- _TASK BRIEF_
For the records below, say how many lines contain the string "name". Give the number only.

☆ ☆ ☆ ☆ ☆

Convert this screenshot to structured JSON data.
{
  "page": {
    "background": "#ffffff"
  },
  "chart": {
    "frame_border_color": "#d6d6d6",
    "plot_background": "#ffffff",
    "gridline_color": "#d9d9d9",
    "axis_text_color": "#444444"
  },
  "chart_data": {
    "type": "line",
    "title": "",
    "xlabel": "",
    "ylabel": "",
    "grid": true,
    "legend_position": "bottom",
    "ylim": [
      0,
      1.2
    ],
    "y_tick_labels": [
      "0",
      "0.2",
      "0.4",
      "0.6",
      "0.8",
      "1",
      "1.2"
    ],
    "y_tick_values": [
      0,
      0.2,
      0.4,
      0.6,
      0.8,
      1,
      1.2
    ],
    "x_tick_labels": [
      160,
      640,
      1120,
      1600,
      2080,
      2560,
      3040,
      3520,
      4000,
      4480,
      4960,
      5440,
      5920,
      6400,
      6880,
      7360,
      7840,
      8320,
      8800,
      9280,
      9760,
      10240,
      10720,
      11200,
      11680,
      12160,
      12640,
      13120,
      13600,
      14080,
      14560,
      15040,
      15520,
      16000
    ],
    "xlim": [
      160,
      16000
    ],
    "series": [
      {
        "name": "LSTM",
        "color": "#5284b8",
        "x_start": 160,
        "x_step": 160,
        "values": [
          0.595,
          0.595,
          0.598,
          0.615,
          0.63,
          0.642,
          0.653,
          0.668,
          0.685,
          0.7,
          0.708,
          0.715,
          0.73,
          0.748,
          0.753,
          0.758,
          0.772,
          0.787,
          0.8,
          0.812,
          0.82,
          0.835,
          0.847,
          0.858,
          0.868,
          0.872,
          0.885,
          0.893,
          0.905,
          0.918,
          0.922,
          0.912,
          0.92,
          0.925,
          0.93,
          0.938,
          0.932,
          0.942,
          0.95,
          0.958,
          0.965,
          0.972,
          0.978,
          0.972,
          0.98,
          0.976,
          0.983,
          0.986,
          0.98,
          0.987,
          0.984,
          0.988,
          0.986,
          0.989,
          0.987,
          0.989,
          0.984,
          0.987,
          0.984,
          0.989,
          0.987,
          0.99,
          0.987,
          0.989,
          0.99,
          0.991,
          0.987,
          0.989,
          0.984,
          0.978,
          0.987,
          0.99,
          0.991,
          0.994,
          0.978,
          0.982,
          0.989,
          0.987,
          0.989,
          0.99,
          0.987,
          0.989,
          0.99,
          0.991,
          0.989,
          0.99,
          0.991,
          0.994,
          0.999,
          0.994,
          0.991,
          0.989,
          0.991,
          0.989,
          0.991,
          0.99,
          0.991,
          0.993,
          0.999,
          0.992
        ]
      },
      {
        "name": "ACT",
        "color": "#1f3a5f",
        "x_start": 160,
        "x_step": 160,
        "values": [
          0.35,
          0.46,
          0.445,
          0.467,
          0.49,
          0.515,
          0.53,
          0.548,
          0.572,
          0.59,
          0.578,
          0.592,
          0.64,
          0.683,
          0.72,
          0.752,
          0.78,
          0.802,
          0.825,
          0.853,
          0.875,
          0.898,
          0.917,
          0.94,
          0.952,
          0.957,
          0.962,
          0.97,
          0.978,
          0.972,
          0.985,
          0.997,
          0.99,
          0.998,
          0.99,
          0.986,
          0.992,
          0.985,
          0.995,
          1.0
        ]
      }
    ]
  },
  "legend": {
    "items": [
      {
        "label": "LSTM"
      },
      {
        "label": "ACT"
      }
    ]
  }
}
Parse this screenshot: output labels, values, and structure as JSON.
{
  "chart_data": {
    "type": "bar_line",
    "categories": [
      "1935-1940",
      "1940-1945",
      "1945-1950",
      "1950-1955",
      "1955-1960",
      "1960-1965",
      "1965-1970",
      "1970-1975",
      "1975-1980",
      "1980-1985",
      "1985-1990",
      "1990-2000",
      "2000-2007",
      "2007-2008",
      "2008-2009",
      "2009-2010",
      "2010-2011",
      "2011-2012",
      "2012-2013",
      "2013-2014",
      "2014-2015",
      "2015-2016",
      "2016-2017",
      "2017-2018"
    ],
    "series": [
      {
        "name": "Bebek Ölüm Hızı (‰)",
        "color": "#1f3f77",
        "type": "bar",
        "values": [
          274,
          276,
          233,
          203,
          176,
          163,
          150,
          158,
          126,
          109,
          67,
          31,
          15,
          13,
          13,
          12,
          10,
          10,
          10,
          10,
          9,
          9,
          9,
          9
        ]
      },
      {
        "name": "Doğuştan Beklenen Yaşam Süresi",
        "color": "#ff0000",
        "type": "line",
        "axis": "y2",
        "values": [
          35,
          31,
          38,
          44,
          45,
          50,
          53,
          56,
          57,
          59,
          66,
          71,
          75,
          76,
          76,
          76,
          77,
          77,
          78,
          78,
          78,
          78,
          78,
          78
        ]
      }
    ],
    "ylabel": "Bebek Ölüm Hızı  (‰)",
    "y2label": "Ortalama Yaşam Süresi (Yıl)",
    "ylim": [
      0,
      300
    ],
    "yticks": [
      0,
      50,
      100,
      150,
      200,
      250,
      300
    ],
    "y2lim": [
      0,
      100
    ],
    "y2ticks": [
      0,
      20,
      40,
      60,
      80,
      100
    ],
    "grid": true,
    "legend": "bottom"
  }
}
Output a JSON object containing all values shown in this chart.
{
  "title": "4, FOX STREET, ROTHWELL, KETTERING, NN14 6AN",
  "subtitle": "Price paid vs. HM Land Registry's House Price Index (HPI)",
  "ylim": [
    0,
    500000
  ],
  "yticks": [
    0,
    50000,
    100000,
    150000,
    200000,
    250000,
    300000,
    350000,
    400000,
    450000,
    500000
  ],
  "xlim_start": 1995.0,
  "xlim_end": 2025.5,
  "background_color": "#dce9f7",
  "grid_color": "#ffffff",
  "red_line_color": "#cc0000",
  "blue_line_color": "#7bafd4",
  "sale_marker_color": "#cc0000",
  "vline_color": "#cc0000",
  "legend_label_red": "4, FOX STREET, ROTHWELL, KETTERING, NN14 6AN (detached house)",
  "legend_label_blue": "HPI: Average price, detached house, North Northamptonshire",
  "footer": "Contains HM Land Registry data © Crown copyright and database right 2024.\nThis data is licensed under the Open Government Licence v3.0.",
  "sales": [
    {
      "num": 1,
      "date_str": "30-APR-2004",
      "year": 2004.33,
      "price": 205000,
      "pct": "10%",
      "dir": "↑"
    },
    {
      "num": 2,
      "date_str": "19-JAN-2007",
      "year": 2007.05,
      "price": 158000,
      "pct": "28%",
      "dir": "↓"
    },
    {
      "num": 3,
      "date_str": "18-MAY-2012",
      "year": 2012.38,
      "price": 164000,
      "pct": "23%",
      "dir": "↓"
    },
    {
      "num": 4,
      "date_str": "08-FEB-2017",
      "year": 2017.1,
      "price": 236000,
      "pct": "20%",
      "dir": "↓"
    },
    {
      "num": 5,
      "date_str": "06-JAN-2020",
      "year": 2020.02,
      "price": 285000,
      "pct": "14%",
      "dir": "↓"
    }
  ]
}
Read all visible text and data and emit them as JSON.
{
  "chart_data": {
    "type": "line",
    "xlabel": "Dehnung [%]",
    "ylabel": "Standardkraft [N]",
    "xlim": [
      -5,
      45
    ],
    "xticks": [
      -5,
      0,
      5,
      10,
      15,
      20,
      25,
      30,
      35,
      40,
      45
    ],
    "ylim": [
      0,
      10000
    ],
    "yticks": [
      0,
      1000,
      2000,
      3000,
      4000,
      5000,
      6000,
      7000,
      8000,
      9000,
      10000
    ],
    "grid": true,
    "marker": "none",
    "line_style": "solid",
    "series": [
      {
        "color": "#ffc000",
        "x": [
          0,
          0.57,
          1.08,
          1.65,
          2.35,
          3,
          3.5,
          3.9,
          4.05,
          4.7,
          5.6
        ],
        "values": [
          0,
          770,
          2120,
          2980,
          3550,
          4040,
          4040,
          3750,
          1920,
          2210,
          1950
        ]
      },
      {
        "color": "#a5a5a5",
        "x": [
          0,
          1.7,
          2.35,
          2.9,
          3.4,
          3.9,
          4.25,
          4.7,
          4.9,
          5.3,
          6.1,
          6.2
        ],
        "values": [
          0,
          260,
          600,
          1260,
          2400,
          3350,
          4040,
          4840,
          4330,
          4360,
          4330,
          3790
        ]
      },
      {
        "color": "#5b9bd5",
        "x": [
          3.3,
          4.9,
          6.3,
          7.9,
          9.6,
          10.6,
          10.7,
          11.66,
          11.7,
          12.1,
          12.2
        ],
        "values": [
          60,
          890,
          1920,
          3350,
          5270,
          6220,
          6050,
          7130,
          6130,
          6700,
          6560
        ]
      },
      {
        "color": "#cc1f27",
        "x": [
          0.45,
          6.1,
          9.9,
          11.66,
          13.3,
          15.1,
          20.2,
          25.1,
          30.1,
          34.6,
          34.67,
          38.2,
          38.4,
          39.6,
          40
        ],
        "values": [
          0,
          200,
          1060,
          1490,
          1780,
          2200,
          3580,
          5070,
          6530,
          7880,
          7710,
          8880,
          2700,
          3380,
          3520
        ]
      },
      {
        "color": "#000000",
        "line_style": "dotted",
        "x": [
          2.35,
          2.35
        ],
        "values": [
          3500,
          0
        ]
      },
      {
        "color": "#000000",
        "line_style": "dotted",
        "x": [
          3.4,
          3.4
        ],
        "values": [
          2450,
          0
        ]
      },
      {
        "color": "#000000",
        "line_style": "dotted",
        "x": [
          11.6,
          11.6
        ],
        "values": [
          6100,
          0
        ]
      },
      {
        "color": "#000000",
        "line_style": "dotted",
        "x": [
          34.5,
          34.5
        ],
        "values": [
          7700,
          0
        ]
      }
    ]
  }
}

☆ ☆ ☆ ☆ ☆

- _FULL ANSWER_
4